EXERCISE DETAILS:
Your task is to copy each line that has the word "this".

-----

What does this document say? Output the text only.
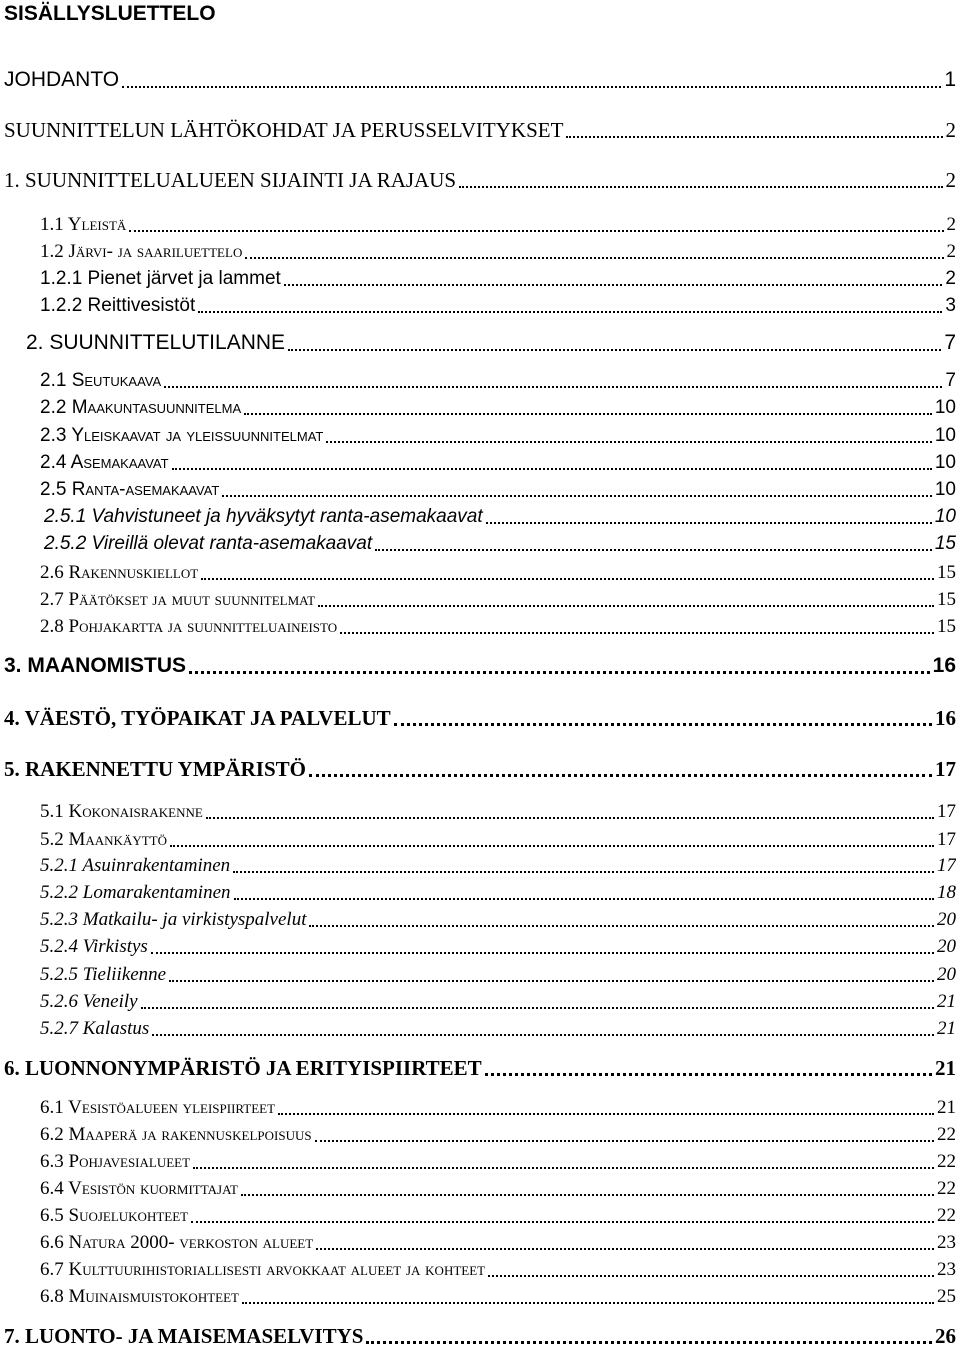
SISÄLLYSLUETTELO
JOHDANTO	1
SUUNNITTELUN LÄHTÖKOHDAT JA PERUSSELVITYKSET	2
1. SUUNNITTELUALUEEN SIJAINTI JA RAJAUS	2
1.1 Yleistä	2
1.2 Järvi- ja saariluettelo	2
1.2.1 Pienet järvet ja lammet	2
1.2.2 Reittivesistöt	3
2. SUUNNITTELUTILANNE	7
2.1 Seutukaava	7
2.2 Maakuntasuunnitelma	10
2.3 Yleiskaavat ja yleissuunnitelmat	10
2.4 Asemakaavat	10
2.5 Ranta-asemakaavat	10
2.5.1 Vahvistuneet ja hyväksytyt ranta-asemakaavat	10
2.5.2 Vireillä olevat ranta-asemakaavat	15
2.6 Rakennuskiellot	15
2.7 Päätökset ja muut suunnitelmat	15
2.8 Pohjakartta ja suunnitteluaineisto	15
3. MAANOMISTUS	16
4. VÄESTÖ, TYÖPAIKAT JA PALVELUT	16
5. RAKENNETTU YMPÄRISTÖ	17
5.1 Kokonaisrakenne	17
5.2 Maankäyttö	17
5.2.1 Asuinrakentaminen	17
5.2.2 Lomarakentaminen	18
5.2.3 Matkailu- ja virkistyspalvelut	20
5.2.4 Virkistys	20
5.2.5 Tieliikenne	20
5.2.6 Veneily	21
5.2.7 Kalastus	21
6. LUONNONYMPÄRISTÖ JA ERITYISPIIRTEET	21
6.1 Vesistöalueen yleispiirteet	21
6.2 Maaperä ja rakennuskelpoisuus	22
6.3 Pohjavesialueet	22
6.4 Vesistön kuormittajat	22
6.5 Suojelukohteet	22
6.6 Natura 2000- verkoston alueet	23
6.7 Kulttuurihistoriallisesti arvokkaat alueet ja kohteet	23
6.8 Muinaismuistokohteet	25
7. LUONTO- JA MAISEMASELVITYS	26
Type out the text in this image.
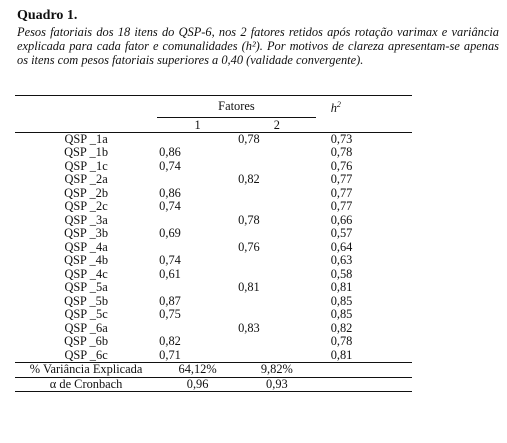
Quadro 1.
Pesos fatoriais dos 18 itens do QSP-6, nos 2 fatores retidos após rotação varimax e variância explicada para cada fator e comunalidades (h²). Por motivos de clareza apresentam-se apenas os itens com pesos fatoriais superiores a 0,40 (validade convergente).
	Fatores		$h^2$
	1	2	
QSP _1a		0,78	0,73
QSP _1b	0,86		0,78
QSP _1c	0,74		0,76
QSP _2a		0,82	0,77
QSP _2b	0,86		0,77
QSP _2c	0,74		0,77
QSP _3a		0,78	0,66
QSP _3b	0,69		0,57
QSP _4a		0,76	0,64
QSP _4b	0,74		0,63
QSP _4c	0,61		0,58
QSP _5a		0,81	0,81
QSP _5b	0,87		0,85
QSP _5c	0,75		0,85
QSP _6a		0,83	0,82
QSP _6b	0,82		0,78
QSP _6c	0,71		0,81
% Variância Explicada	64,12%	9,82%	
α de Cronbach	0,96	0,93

-----

COMPLETE OUTPUT:
What does this document say? Output the text only.
Type out the text in this image.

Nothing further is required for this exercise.